WORK INSTRUCTIONS - Identify and copy all lines of the material where the string "также" is found.

PROVIDED RECORDS -
———
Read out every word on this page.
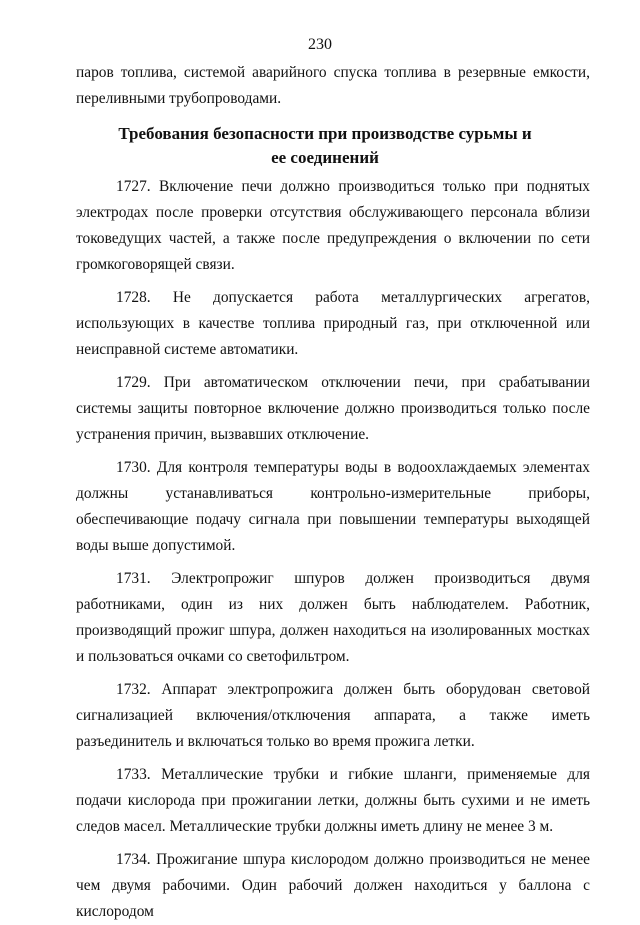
230

паров топлива, системой аварийного спуска топлива в резервные емкости, переливными трубопроводами.

Требования безопасности при производстве сурьмы и ее соединений

1727. Включение печи должно производиться только при поднятых электродах после проверки отсутствия обслуживающего персонала вблизи токоведущих частей, а также после предупреждения о включении по сети громкоговорящей связи.

1728. Не допускается работа металлургических агрегатов, использующих в качестве топлива природный газ, при отключенной или неисправной системе автоматики.

1729. При автоматическом отключении печи, при срабатывании системы защиты повторное включение должно производиться только после устранения причин, вызвавших отключение.

1730. Для контроля температуры воды в водоохлаждаемых элементах должны устанавливаться контрольно-измерительные приборы, обеспечивающие подачу сигнала при повышении температуры выходящей воды выше допустимой.

1731. Электропрожиг шпуров должен производиться двумя работниками, один из них должен быть наблюдателем. Работник, производящий прожиг шпура, должен находиться на изолированных мостках и пользоваться очками со светофильтром.

1732. Аппарат электропрожига должен быть оборудован световой сигнализацией включения/отключения аппарата, а также иметь разъединитель и включаться только во время прожига летки.

1733. Металлические трубки и гибкие шланги, применяемые для подачи кислорода при прожигании летки, должны быть сухими и не иметь следов масел. Металлические трубки должны иметь длину не менее 3 м.

1734. Прожигание шпура кислородом должно производиться не менее чем двумя рабочими. Один рабочий должен находиться у баллона с кислородом
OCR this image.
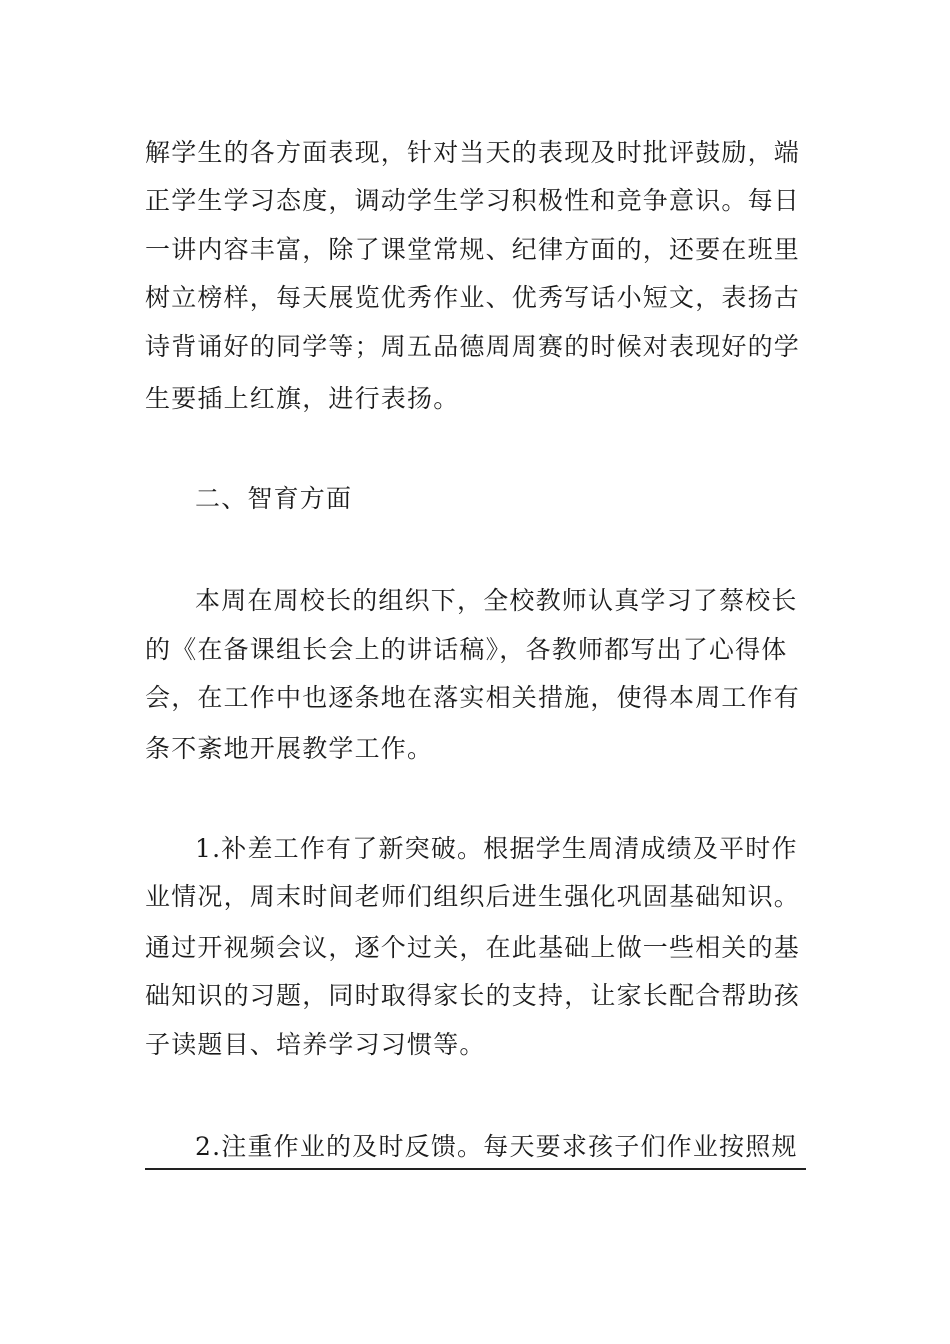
解学生的各方面表现，针对当天的表现及时批评鼓励，端
正学生学习态度，调动学生学习积极性和竞争意识。每日
一讲内容丰富，除了课堂常规、纪律方面的，还要在班里
树立榜样，每天展览优秀作业、优秀写话小短文，表扬古
诗背诵好的同学等；周五品德周周赛的时候对表现好的学
生要插上红旗，进行表扬。
二、智育方面
本周在周校长的组织下，全校教师认真学习了蔡校长
的《在备课组长会上的讲话稿》，各教师都写出了心得体
会，在工作中也逐条地在落实相关措施，使得本周工作有
条不紊地开展教学工作。
1.补差工作有了新突破。根据学生周清成绩及平时作
业情况，周末时间老师们组织后进生强化巩固基础知识。
通过开视频会议，逐个过关，在此基础上做一些相关的基
础知识的习题，同时取得家长的支持，让家长配合帮助孩
子读题目、培养学习习惯等。
2.注重作业的及时反馈。每天要求孩子们作业按照规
———
ANSWER -
1727. Включение печи должно производиться только при поднятых электродах после проверки отсутствия обслуживающего персонала вблизи токоведущих частей, а также после предупреждения о включении по сети громкоговорящей связи.
1732. Аппарат электропрожига должен быть оборудован световой сигнализацией включения/отключения аппарата, а также иметь разъединитель и включаться только во время прожига летки.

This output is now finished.